-- Start --

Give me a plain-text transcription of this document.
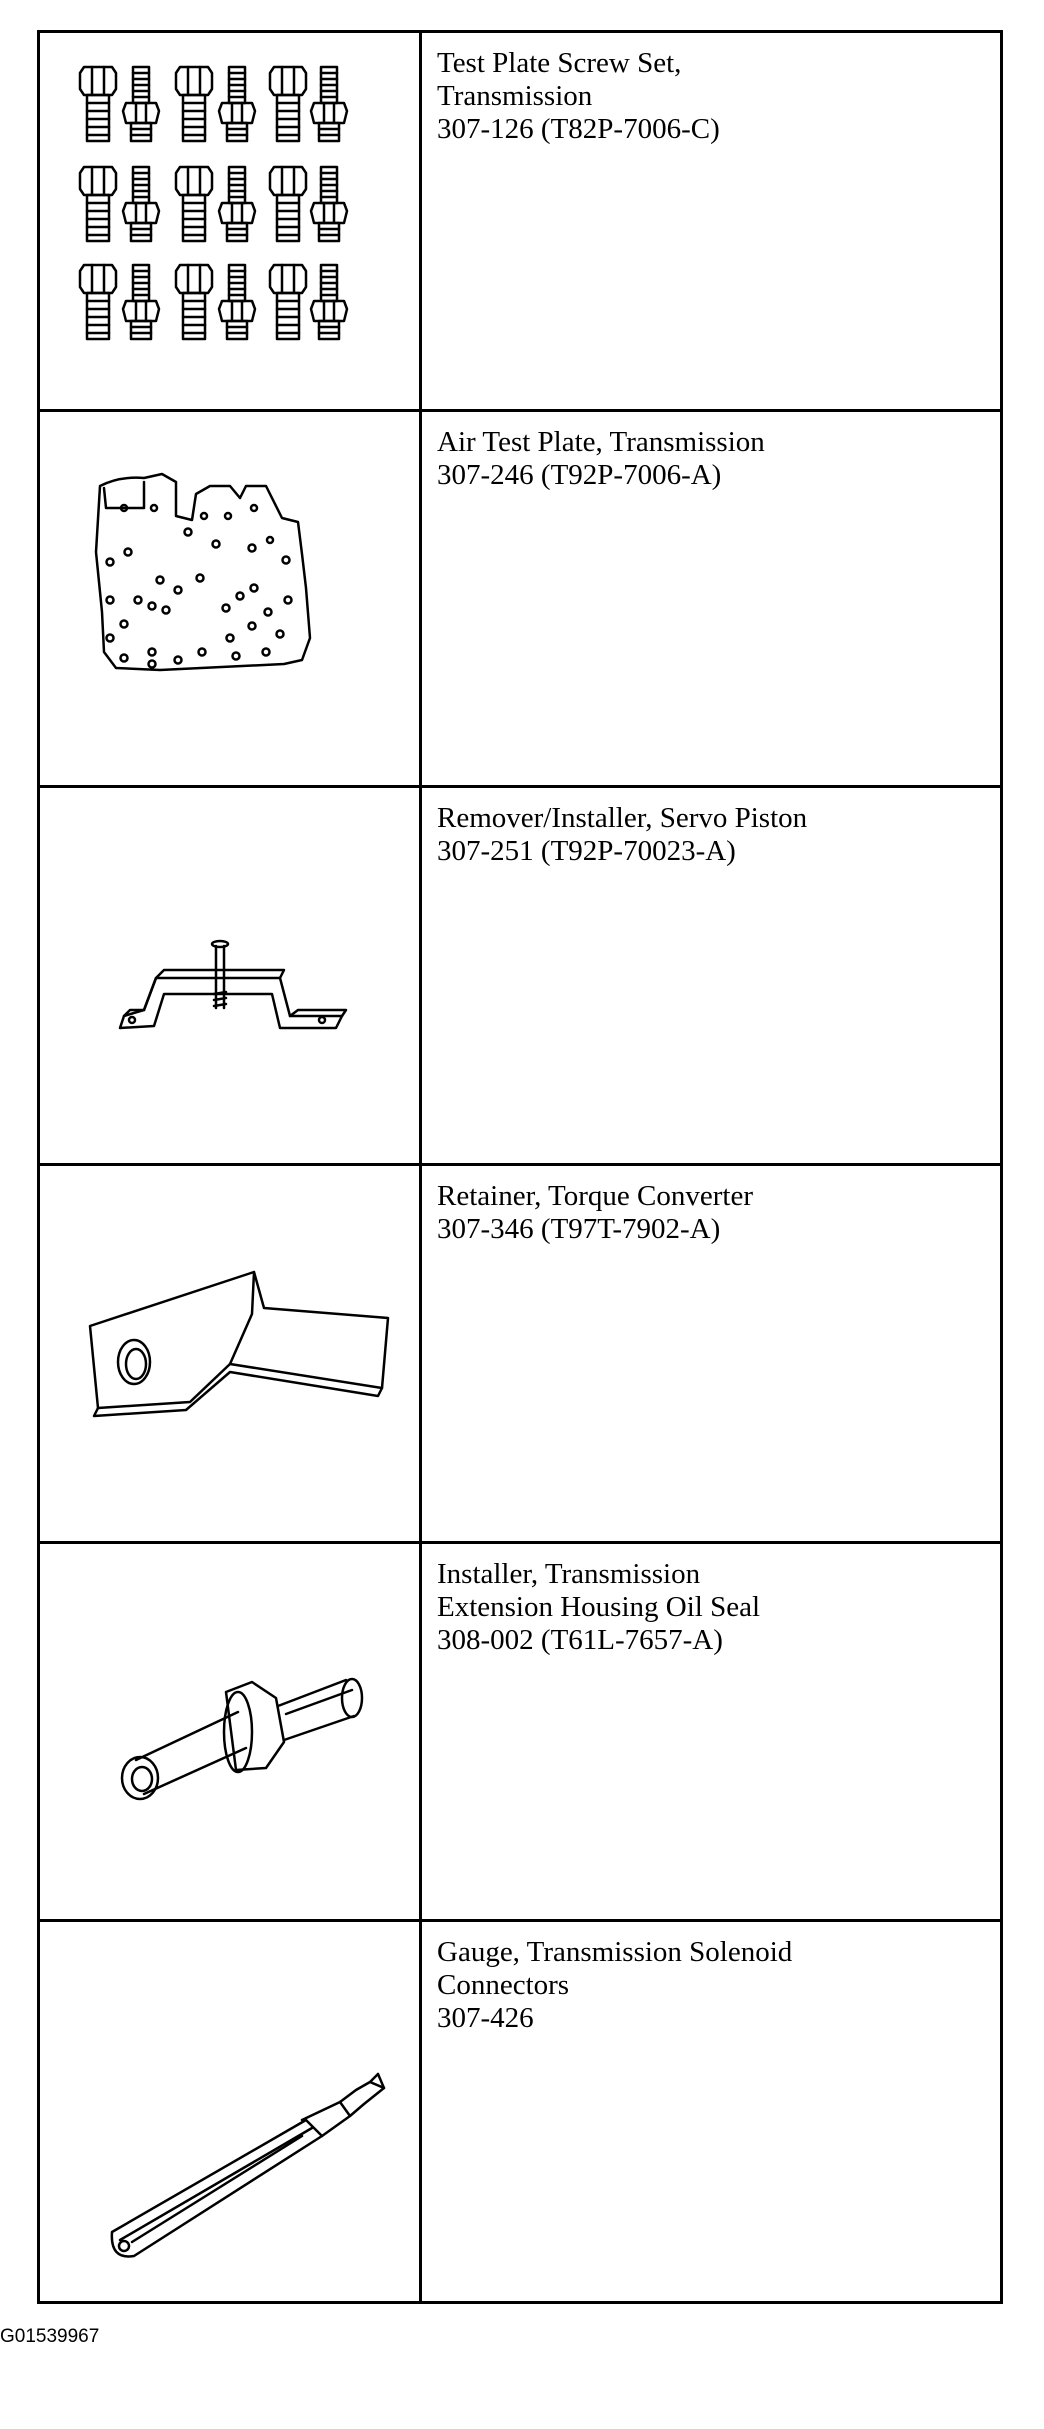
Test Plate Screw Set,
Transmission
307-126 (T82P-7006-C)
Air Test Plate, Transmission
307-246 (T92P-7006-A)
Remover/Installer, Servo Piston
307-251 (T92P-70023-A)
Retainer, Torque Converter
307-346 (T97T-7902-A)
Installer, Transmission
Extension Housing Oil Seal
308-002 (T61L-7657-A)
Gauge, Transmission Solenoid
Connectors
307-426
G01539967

-- End --
-- Start --

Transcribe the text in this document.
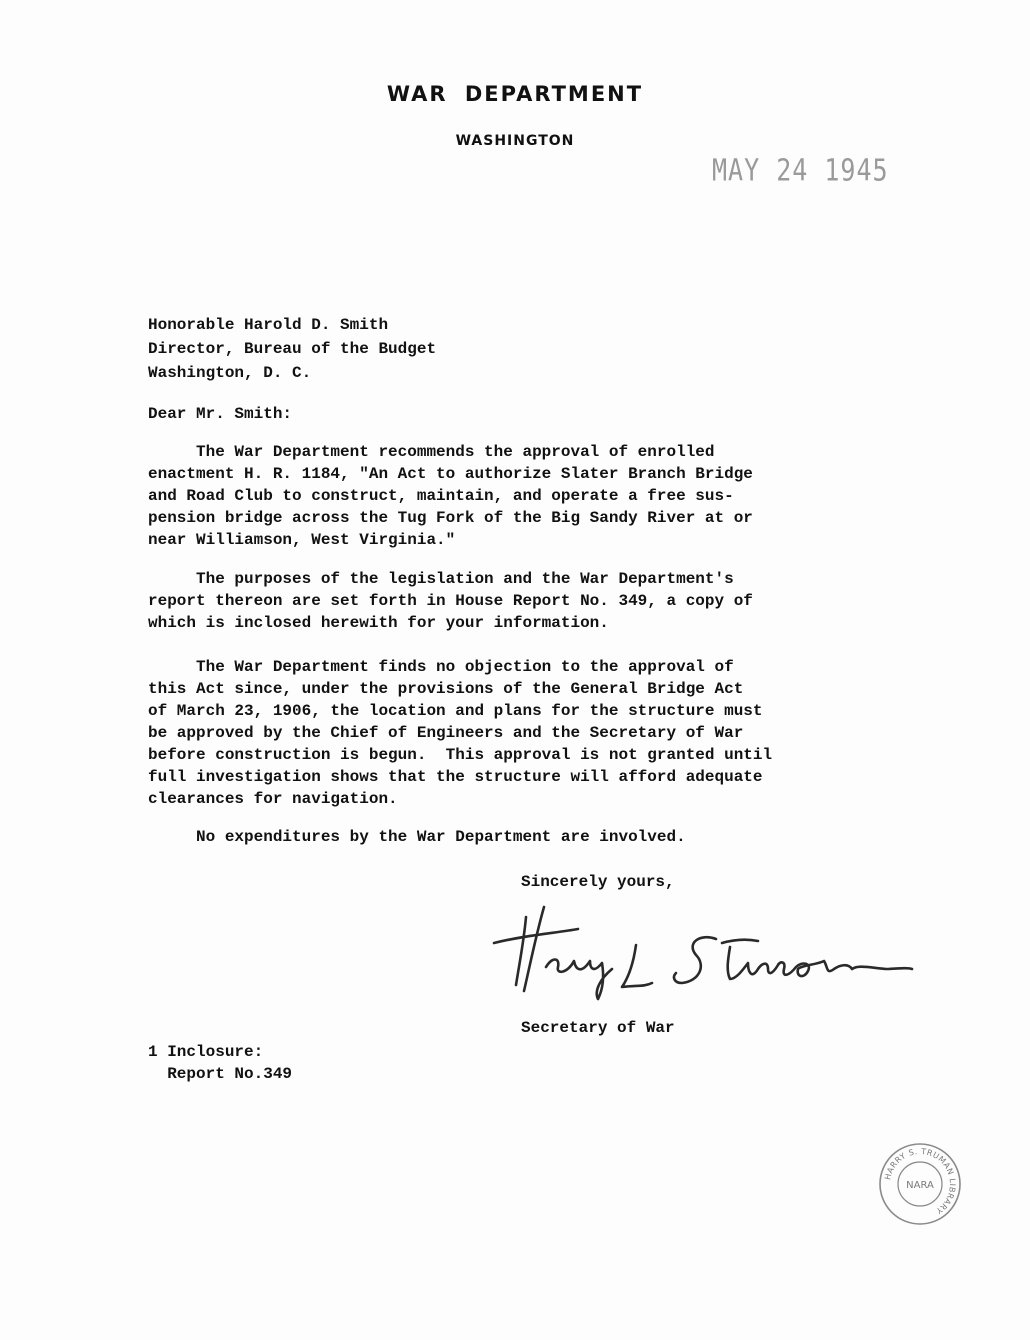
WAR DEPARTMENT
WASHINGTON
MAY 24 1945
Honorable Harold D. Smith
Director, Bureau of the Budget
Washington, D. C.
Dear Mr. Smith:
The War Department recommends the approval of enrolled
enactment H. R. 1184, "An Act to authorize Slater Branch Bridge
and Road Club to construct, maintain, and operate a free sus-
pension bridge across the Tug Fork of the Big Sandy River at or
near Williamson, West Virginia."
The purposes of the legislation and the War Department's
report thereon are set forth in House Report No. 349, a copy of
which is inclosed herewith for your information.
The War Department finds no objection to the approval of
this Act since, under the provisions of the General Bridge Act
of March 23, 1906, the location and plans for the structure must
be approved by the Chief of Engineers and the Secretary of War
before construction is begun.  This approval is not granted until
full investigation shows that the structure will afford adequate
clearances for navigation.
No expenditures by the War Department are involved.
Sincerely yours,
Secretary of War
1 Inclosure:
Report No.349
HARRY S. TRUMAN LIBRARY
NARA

-- End --
-- Start --

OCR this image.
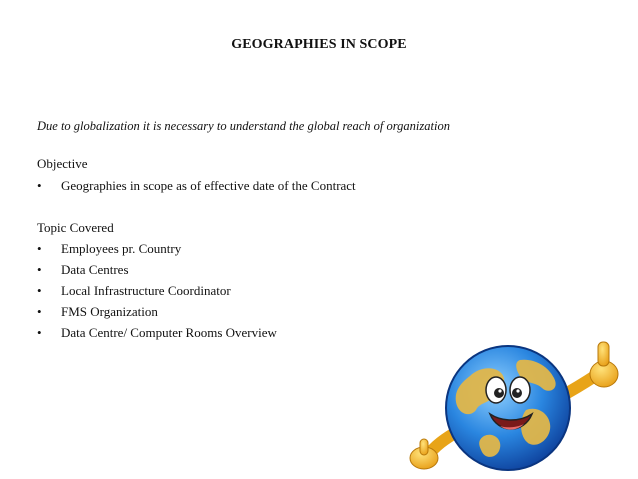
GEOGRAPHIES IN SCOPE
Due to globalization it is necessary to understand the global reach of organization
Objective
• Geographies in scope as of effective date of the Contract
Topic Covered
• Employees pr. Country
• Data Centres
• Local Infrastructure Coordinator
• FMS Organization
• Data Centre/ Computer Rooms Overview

-- End --

__GIVEN PROBLEM__
Collect every line above that contains the word "Transmission".

__TASK RESULT__
Transmission
Air Test Plate, Transmission
Installer, Transmission
Gauge, Transmission Solenoid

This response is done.